▸ **Available data**
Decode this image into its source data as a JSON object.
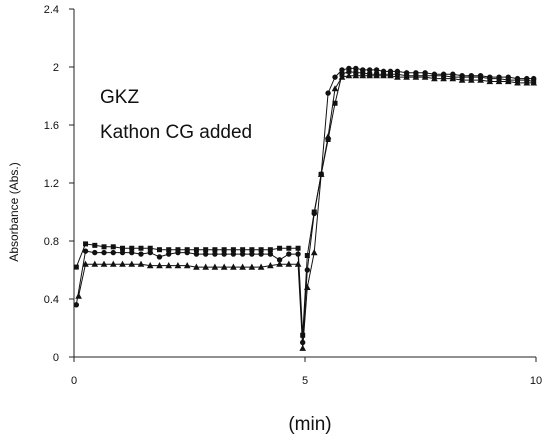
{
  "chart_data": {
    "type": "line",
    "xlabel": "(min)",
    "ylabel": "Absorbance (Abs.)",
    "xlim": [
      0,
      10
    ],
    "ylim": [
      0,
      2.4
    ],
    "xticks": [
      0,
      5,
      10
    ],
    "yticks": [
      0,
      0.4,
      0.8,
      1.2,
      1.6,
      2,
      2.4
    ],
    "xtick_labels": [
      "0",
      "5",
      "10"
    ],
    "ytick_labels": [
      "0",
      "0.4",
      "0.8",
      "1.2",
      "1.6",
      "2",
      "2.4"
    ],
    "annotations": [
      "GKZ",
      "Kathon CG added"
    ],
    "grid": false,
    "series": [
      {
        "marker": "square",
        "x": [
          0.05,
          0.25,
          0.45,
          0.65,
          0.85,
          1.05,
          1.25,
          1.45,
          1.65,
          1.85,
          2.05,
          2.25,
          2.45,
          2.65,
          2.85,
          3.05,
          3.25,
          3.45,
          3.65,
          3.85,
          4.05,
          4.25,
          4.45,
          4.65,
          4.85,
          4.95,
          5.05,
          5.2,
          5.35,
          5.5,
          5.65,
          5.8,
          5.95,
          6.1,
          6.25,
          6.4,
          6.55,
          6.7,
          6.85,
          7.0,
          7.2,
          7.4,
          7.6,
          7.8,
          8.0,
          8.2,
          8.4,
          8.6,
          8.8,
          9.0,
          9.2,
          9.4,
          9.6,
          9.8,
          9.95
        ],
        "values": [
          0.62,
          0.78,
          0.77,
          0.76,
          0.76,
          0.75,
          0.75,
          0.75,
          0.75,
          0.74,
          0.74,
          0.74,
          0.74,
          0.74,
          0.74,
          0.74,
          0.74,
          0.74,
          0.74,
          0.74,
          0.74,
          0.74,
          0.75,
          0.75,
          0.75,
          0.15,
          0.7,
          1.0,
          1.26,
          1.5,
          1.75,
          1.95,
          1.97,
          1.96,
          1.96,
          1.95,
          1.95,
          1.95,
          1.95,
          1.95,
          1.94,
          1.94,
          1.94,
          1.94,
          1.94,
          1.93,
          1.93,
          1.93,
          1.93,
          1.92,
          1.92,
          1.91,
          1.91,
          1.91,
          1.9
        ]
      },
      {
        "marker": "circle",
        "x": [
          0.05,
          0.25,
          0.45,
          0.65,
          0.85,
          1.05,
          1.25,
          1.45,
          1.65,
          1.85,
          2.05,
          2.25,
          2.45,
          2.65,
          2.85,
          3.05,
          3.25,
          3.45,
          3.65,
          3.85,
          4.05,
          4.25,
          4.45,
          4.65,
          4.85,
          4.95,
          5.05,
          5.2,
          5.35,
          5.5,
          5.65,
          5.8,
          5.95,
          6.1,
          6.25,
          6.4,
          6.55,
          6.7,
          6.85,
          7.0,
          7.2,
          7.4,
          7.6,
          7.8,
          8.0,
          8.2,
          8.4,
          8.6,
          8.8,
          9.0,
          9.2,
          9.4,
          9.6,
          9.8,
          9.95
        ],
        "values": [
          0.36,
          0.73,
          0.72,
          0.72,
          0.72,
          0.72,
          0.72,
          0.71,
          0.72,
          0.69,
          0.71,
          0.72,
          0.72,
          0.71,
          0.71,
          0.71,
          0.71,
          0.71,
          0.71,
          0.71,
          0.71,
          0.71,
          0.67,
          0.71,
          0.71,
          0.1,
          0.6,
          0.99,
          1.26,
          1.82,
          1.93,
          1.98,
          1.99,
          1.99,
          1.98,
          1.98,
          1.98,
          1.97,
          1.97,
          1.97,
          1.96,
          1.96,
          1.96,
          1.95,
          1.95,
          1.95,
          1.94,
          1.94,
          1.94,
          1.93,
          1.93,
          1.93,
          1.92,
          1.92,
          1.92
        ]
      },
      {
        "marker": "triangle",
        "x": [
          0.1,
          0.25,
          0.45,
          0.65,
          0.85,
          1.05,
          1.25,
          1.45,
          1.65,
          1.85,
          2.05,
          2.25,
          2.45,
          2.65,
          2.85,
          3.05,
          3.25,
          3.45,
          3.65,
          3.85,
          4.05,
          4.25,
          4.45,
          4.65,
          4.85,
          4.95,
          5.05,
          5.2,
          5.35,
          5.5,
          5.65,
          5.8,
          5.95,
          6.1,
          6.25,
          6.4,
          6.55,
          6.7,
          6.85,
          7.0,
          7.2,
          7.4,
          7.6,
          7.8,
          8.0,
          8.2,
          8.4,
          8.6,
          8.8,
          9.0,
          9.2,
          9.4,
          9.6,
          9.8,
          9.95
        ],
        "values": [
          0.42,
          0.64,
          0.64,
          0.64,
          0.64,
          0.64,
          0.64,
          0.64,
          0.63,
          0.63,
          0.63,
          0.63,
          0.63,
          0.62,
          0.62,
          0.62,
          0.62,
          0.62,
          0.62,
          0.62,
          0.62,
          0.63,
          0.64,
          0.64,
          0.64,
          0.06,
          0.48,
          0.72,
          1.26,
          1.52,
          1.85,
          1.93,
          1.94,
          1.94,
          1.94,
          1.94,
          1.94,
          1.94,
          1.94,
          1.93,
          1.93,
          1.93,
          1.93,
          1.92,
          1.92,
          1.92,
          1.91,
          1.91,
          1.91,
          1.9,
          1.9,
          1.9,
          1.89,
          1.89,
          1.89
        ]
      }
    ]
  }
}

--

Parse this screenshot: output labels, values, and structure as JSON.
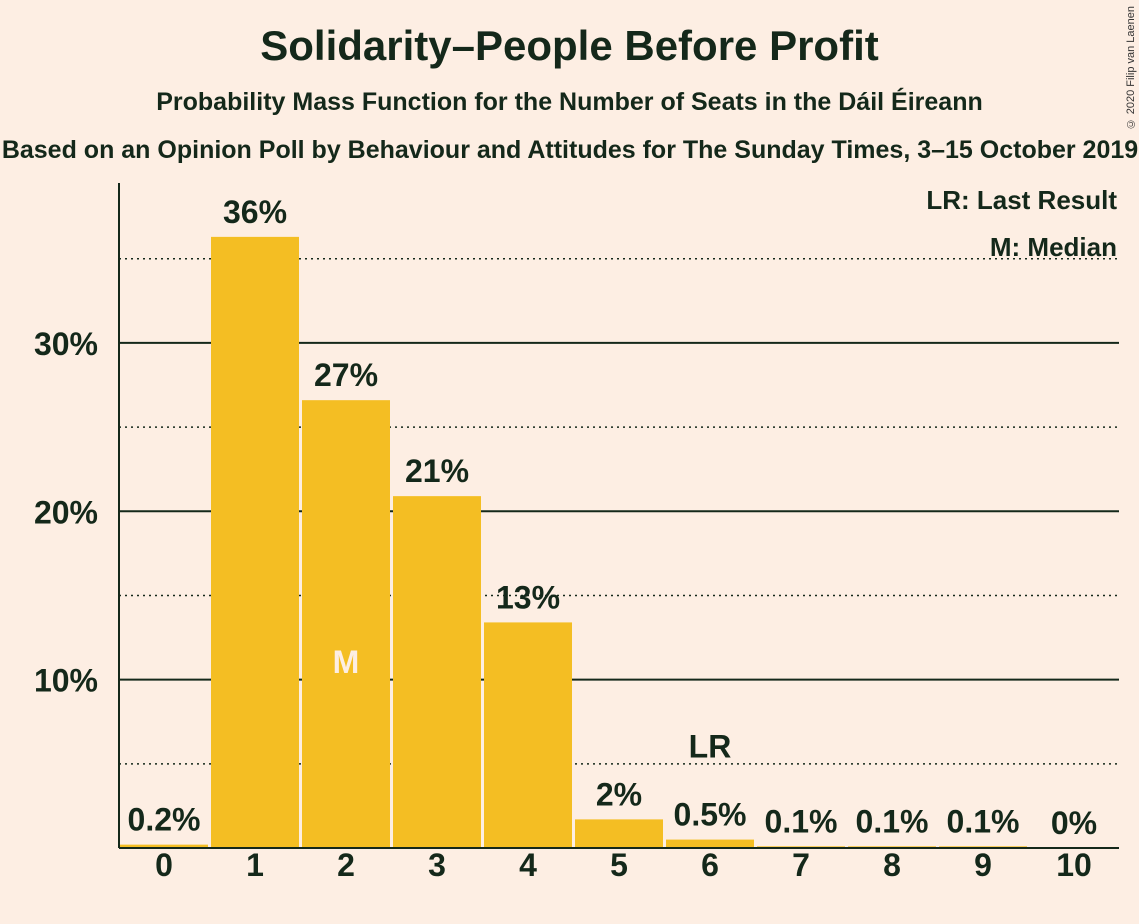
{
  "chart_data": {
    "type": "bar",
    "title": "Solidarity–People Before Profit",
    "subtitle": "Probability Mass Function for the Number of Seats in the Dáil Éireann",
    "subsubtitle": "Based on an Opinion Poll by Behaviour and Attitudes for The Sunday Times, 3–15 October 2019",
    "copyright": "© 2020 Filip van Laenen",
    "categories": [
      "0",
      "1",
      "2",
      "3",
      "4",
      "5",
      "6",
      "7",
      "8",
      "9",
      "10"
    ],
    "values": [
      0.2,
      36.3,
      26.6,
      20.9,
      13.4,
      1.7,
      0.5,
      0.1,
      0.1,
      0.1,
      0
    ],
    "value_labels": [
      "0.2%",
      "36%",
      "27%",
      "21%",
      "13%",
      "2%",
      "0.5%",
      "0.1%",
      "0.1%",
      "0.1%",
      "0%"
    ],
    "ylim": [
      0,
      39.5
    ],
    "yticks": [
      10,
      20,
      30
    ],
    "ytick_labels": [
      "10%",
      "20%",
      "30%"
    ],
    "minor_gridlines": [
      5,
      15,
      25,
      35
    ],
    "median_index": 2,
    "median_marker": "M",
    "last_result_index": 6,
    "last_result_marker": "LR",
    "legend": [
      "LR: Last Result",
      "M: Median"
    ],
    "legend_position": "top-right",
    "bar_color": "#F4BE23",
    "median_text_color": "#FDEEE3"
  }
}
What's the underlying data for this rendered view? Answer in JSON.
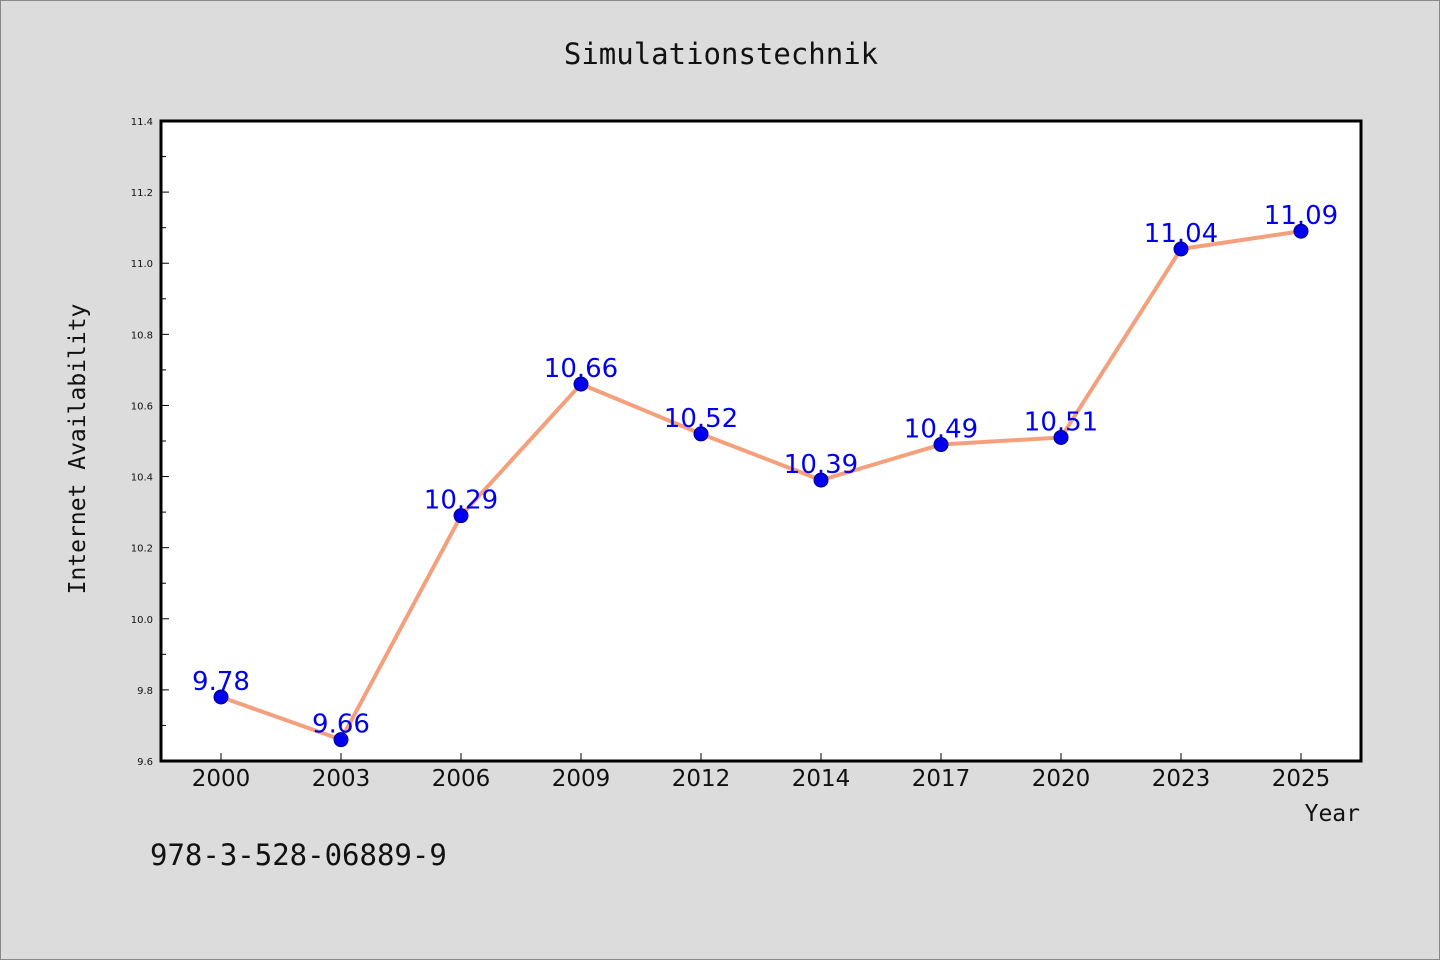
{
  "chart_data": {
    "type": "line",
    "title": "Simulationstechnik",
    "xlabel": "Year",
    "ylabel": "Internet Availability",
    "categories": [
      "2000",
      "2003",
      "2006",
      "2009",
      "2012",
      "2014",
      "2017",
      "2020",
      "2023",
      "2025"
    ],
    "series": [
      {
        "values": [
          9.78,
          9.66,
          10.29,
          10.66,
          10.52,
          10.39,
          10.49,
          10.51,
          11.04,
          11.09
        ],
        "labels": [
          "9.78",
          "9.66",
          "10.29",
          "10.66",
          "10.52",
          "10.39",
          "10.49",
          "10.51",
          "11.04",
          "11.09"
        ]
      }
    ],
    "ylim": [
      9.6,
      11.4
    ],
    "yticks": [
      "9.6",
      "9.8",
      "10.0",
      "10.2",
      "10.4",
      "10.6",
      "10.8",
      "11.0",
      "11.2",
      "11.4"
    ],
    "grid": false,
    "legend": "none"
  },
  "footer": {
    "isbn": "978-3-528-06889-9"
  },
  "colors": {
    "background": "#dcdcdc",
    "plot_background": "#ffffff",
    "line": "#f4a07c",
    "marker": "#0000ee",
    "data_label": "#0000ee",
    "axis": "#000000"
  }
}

▸ **Brief**
Select all lines with the word "JSON" from the entries above.

▸ **Completed task**
Decode this image into its source data as a JSON object.
Parse this screenshot: output labels, values, and structure as JSON.
What's the underlying data for this rendered view? Answer in JSON.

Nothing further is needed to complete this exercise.